### What you are asked to do
Search the entries below. Return every line that has "уведомление" in it.

**** Items

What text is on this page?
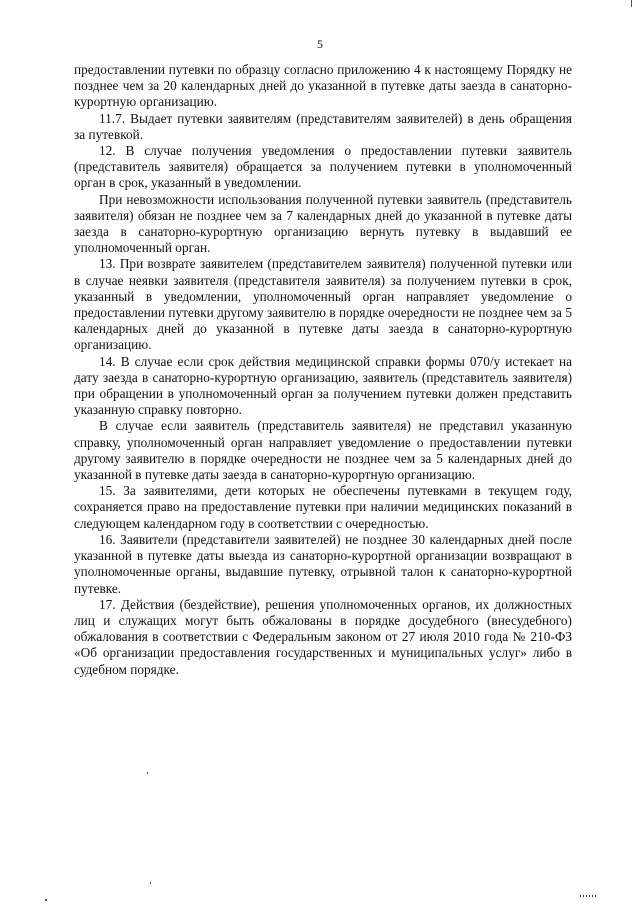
5

предоставлении путевки по образцу согласно приложению 4 к настоящему Порядку не позднее чем за 20 календарных дней до указанной в путевке даты заезда в санаторно-курортную организацию.

11.7. Выдает путевки заявителям (представителям заявителей) в день обращения за путевкой.

12. В случае получения уведомления о предоставлении путевки заявитель (представитель заявителя) обращается за получением путевки в уполномоченный орган в срок, указанный в уведомлении.

При невозможности использования полученной путевки заявитель (представитель заявителя) обязан не позднее чем за 7 календарных дней до указанной в путевке даты заезда в санаторно-курортную организацию вернуть путевку в выдавший ее уполномоченный орган.

13. При возврате заявителем (представителем заявителя) полученной путевки или в случае неявки заявителя (представителя заявителя) за получением путевки в срок, указанный в уведомлении, уполномоченный орган направляет уведомление о предоставлении путевки другому заявителю в порядке очередности не позднее чем за 5 календарных дней до указанной в путевке даты заезда в санаторно-курортную организацию.

14. В случае если срок действия медицинской справки формы 070/у истекает на дату заезда в санаторно-курортную организацию, заявитель (представитель заявителя) при обращении в уполномоченный орган за получением путевки должен представить указанную справку повторно.

В случае если заявитель (представитель заявителя) не представил указанную справку, уполномоченный орган направляет уведомление о предоставлении путевки другому заявителю в порядке очередности не позднее чем за 5 календарных дней до указанной в путевке даты заезда в санаторно-курортную организацию.

15. За заявителями, дети которых не обеспечены путевками в текущем году, сохраняется право на предоставление путевки при наличии медицинских показаний в следующем календарном году в соответствии с очередностью.

16. Заявители (представители заявителей) не позднее 30 календарных дней после указанной в путевке даты выезда из санаторно-курортной организации возвращают в уполномоченные органы, выдавшие путевку, отрывной талон к санаторно-курортной путевке.

17. Действия (бездействие), решения уполномоченных органов, их должностных лиц и служащих могут быть обжалованы в порядке досудебного (внесудебного) обжалования в соответствии с Федеральным законом от 27 июля 2010 года № 210-ФЗ «Об организации предоставления государственных и муниципальных услуг» либо в судебном порядке.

********

### Exercise result
13. При возврате заявителем (представителем заявителя) полученной путевки или в случае неявки заявителя (представителя заявителя) за получением путевки в срок, указанный в уведомлении, уполномоченный орган направляет уведомление о предоставлении путевки другому заявителю в порядке очередности не позднее чем за 5 календарных дней до указанной в путевке даты заезда в санаторно-курортную организацию.
В случае если заявитель (представитель заявителя) не представил указанную справку, уполномоченный орган направляет уведомление о предоставлении путевки другому заявителю в порядке очередности не позднее чем за 5 календарных дней до указанной в путевке даты заезда в санаторно-курортную организацию.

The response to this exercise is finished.